YOUR INSTRUCTIONS :: Transcribe the listing exactly, leaving out every picture.

# Start of TASK INPUTS

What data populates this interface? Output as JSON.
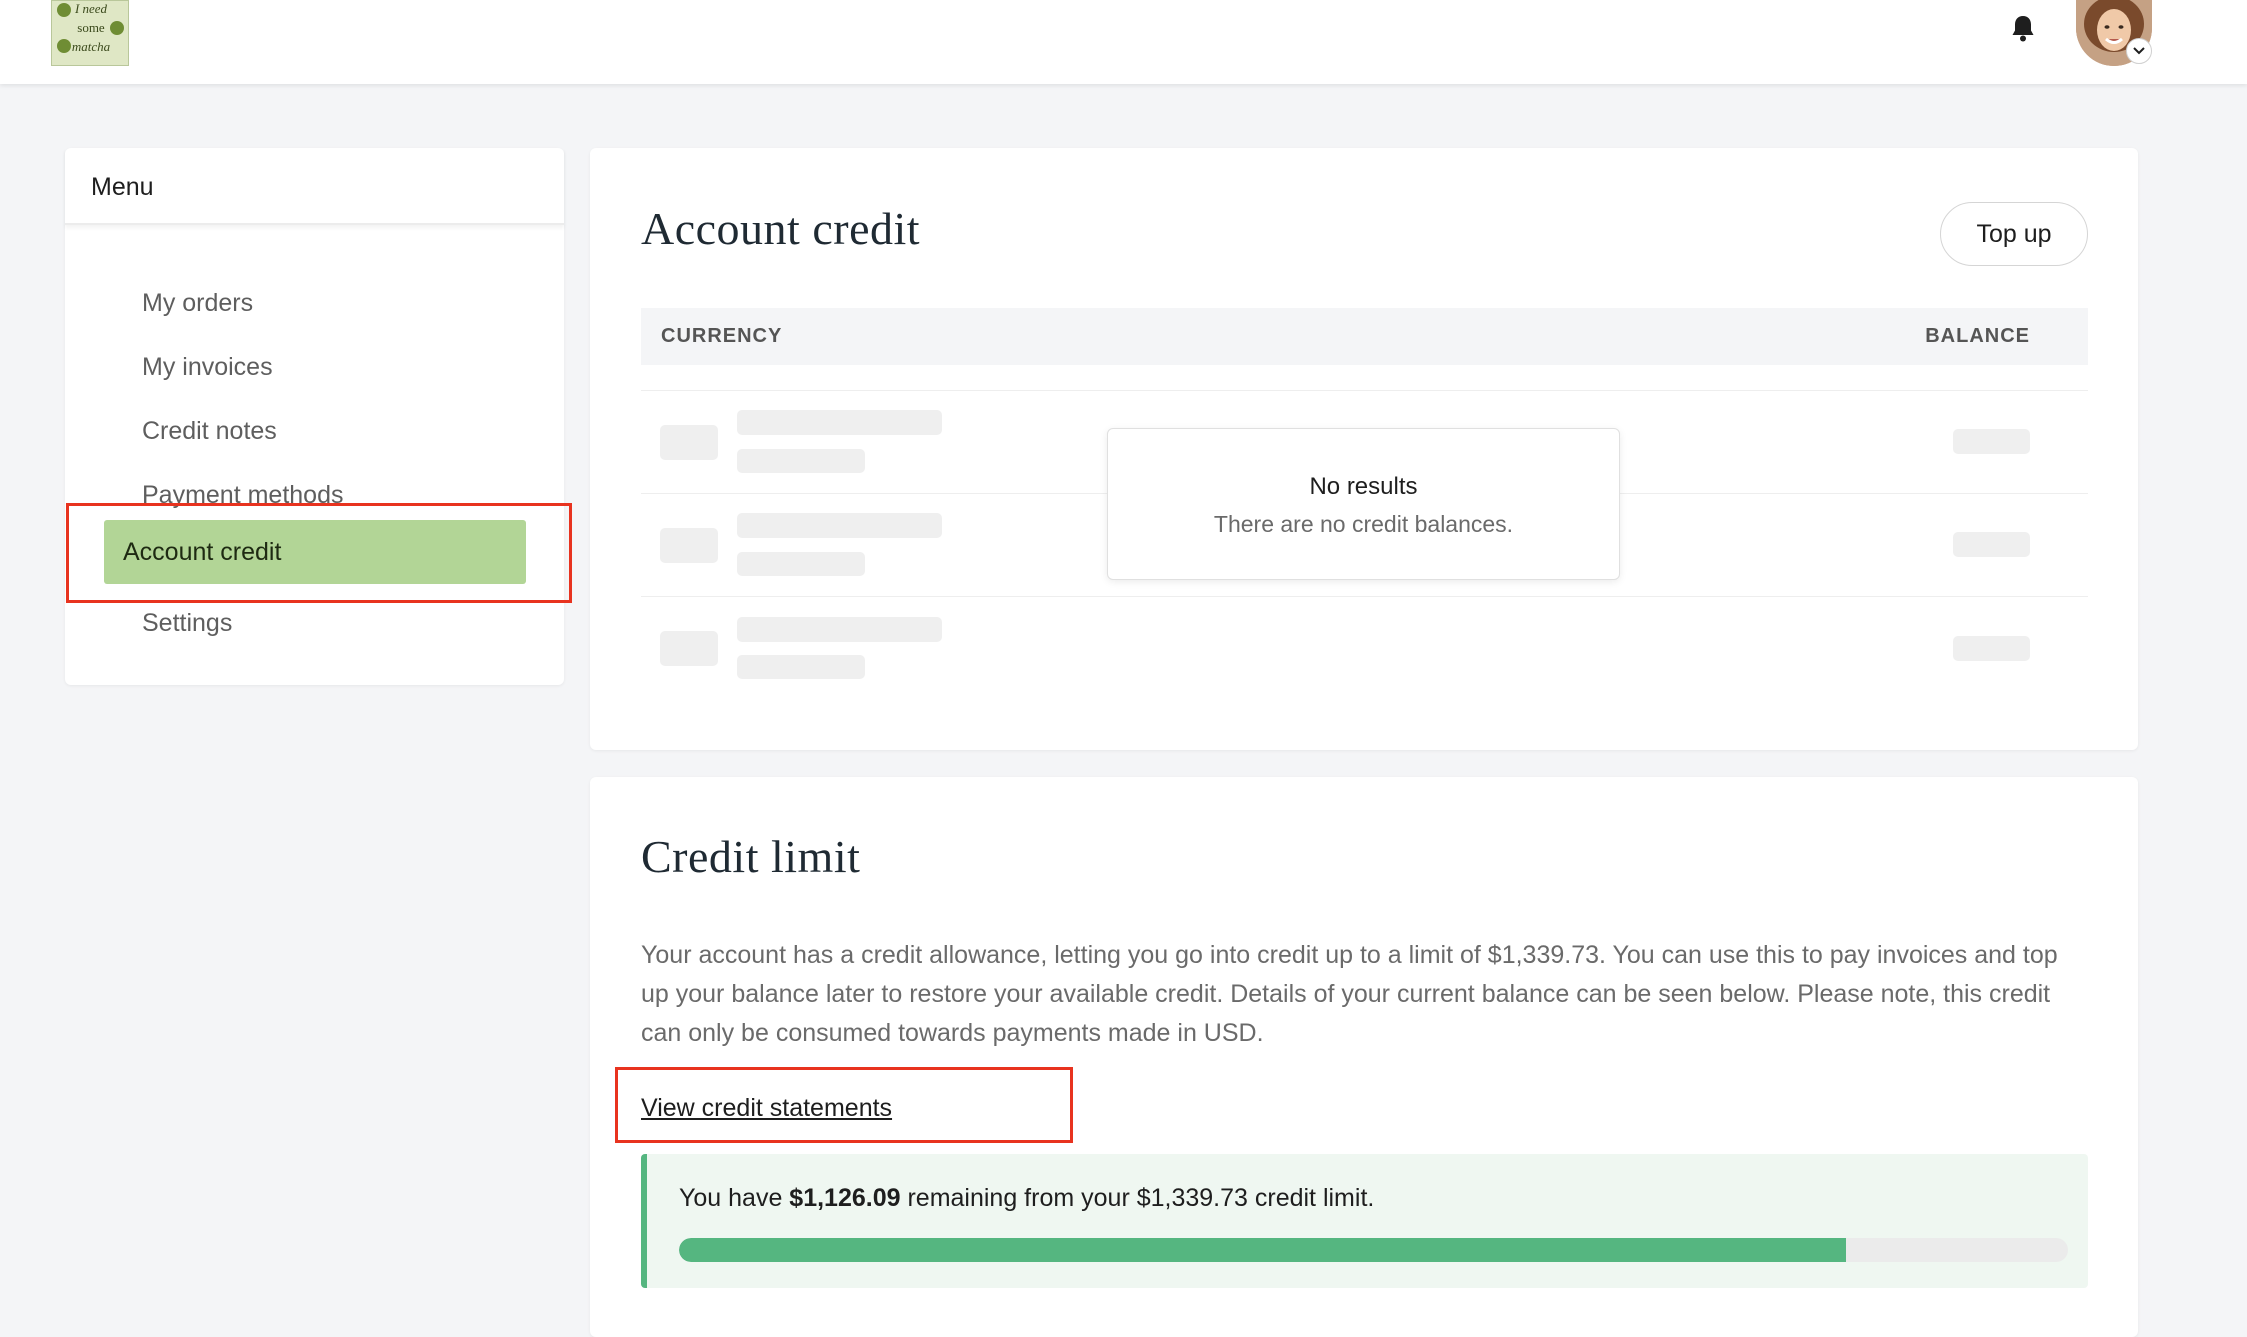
{
  "header": {
    "logo_text": [
      "I need",
      "some",
      "matcha"
    ],
    "bell_icon": "bell-icon",
    "avatar_icon": "user-avatar",
    "chevron_icon": "chevron-down-icon"
  },
  "menu": {
    "title": "Menu",
    "items": [
      {
        "label": "My orders"
      },
      {
        "label": "My invoices"
      },
      {
        "label": "Credit notes"
      },
      {
        "label": "Payment methods"
      },
      {
        "label": "Account credit",
        "active": true
      },
      {
        "label": "Settings"
      }
    ]
  },
  "account_credit": {
    "title": "Account credit",
    "top_up_label": "Top up",
    "columns": [
      "CURRENCY",
      "BALANCE"
    ],
    "empty_title": "No results",
    "empty_message": "There are no credit balances."
  },
  "credit_limit": {
    "title": "Credit limit",
    "description": "Your account has a credit allowance, letting you go into credit up to a limit of $1,339.73. You can use this to pay invoices and top up your balance later to restore your available credit. Details of your current balance can be seen below. Please note, this credit can only be consumed towards payments made in USD.",
    "link_label": "View credit statements",
    "remaining_prefix": "You have ",
    "remaining_amount": "$1,126.09",
    "remaining_suffix": " remaining from your $1,339.73 credit limit.",
    "remaining_fraction": 0.8405
  },
  "colors": {
    "accent_green": "#55b680",
    "active_menu": "#b2d596",
    "highlight_red": "#e8331f"
  }
}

# End of TASK INPUTS

SOLUTION BELOW ::
What data populates this interface? Output as JSON.
{
  "header": {
    "logo_text": [
      "I need",
      "some",
      "matcha"
    ],
    "bell_icon": "bell-icon",
    "avatar_icon": "user-avatar",
    "chevron_icon": "chevron-down-icon"
  },
  "menu": {
    "title": "Menu",
    "items": [
      {
        "label": "My orders"
      },
      {
        "label": "My invoices"
      },
      {
        "label": "Credit notes"
      },
      {
        "label": "Payment methods"
      },
      {
        "label": "Account credit",
        "active": true
      },
      {
        "label": "Settings"
      }
    ]
  },
  "account_credit": {
    "title": "Account credit",
    "top_up_label": "Top up",
    "columns": [
      "CURRENCY",
      "BALANCE"
    ],
    "empty_title": "No results",
    "empty_message": "There are no credit balances."
  },
  "credit_limit": {
    "title": "Credit limit",
    "description": "Your account has a credit allowance, letting you go into credit up to a limit of $1,339.73. You can use this to pay invoices and top up your balance later to restore your available credit. Details of your current balance can be seen below. Please note, this credit can only be consumed towards payments made in USD.",
    "link_label": "View credit statements",
    "remaining_prefix": "You have ",
    "remaining_amount": "$1,126.09",
    "remaining_suffix": " remaining from your $1,339.73 credit limit.",
    "remaining_fraction": 0.8405
  },
  "colors": {
    "accent_green": "#55b680",
    "active_menu": "#b2d596",
    "highlight_red": "#e8331f"
  }
}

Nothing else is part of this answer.